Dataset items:
******

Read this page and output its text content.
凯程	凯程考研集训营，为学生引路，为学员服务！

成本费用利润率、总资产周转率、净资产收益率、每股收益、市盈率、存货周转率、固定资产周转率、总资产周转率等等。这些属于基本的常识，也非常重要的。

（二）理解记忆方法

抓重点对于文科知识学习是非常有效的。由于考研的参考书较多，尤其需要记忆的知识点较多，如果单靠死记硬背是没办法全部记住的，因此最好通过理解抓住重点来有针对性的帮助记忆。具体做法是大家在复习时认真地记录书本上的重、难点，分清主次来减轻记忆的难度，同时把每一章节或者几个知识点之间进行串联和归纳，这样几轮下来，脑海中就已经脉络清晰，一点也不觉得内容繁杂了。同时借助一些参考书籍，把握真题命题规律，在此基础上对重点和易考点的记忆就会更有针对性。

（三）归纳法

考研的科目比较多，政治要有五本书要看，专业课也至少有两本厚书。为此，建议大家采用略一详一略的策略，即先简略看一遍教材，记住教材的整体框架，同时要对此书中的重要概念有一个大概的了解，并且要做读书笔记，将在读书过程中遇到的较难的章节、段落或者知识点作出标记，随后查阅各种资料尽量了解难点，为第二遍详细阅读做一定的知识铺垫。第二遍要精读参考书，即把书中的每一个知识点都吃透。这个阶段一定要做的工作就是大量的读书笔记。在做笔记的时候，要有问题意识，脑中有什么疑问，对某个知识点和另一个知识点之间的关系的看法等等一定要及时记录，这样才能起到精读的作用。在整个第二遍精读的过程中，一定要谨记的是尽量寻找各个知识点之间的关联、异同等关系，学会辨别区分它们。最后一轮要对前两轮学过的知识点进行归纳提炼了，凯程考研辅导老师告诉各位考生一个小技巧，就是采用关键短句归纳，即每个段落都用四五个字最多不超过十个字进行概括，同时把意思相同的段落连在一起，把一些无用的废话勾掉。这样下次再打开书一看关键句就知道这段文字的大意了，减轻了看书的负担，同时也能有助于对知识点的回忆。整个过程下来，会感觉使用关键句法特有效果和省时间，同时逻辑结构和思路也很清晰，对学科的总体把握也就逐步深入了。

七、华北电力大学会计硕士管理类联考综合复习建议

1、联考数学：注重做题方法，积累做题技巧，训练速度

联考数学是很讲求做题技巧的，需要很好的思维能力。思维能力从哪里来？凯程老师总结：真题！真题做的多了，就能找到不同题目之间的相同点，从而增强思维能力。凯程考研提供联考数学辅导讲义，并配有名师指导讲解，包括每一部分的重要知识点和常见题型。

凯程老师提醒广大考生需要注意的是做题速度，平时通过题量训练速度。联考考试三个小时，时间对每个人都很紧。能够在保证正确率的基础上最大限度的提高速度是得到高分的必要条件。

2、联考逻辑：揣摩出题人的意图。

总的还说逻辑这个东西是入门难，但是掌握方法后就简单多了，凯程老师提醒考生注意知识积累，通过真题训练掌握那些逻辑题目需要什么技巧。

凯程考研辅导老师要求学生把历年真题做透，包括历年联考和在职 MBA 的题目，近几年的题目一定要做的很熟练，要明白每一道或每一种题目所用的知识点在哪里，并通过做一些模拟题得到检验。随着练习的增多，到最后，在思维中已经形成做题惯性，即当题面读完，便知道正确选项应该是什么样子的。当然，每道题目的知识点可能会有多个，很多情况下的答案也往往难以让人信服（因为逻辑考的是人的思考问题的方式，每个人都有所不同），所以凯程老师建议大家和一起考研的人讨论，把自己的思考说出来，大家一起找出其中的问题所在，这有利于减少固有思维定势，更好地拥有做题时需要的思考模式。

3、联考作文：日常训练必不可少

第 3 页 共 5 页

******

* _Required task_
Copy the data above exactly. Every line must be included.

* _Full output_
Read this page and output its text content.
凯程	凯程考研集训营，为学生引路，为学员服务！

成本费用利润率、总资产周转率、净资产收益率、每股收益、市盈率、存货周转率、固定资产周转率、总资产周转率等等。这些属于基本的常识，也非常重要的。

（二）理解记忆方法

抓重点对于文科知识学习是非常有效的。由于考研的参考书较多，尤其需要记忆的知识点较多，如果单靠死记硬背是没办法全部记住的，因此最好通过理解抓住重点来有针对性的帮助记忆。具体做法是大家在复习时认真地记录书本上的重、难点，分清主次来减轻记忆的难度，同时把每一章节或者几个知识点之间进行串联和归纳，这样几轮下来，脑海中就已经脉络清晰，一点也不觉得内容繁杂了。同时借助一些参考书籍，把握真题命题规律，在此基础上对重点和易考点的记忆就会更有针对性。

（三）归纳法

考研的科目比较多，政治要有五本书要看，专业课也至少有两本厚书。为此，建议大家采用略一详一略的策略，即先简略看一遍教材，记住教材的整体框架，同时要对此书中的重要概念有一个大概的了解，并且要做读书笔记，将在读书过程中遇到的较难的章节、段落或者知识点作出标记，随后查阅各种资料尽量了解难点，为第二遍详细阅读做一定的知识铺垫。第二遍要精读参考书，即把书中的每一个知识点都吃透。这个阶段一定要做的工作就是大量的读书笔记。在做笔记的时候，要有问题意识，脑中有什么疑问，对某个知识点和另一个知识点之间的关系的看法等等一定要及时记录，这样才能起到精读的作用。在整个第二遍精读的过程中，一定要谨记的是尽量寻找各个知识点之间的关联、异同等关系，学会辨别区分它们。最后一轮要对前两轮学过的知识点进行归纳提炼了，凯程考研辅导老师告诉各位考生一个小技巧，就是采用关键短句归纳，即每个段落都用四五个字最多不超过十个字进行概括，同时把意思相同的段落连在一起，把一些无用的废话勾掉。这样下次再打开书一看关键句就知道这段文字的大意了，减轻了看书的负担，同时也能有助于对知识点的回忆。整个过程下来，会感觉使用关键句法特有效果和省时间，同时逻辑结构和思路也很清晰，对学科的总体把握也就逐步深入了。

七、华北电力大学会计硕士管理类联考综合复习建议

1、联考数学：注重做题方法，积累做题技巧，训练速度

联考数学是很讲求做题技巧的，需要很好的思维能力。思维能力从哪里来？凯程老师总结：真题！真题做的多了，就能找到不同题目之间的相同点，从而增强思维能力。凯程考研提供联考数学辅导讲义，并配有名师指导讲解，包括每一部分的重要知识点和常见题型。

凯程老师提醒广大考生需要注意的是做题速度，平时通过题量训练速度。联考考试三个小时，时间对每个人都很紧。能够在保证正确率的基础上最大限度的提高速度是得到高分的必要条件。

2、联考逻辑：揣摩出题人的意图。

总的还说逻辑这个东西是入门难，但是掌握方法后就简单多了，凯程老师提醒考生注意知识积累，通过真题训练掌握那些逻辑题目需要什么技巧。

凯程考研辅导老师要求学生把历年真题做透，包括历年联考和在职 MBA 的题目，近几年的题目一定要做的很熟练，要明白每一道或每一种题目所用的知识点在哪里，并通过做一些模拟题得到检验。随着练习的增多，到最后，在思维中已经形成做题惯性，即当题面读完，便知道正确选项应该是什么样子的。当然，每道题目的知识点可能会有多个，很多情况下的答案也往往难以让人信服（因为逻辑考的是人的思考问题的方式，每个人都有所不同），所以凯程老师建议大家和一起考研的人讨论，把自己的思考说出来，大家一起找出其中的问题所在，这有利于减少固有思维定势，更好地拥有做题时需要的思考模式。

3、联考作文：日常训练必不可少

第 3 页 共 5 页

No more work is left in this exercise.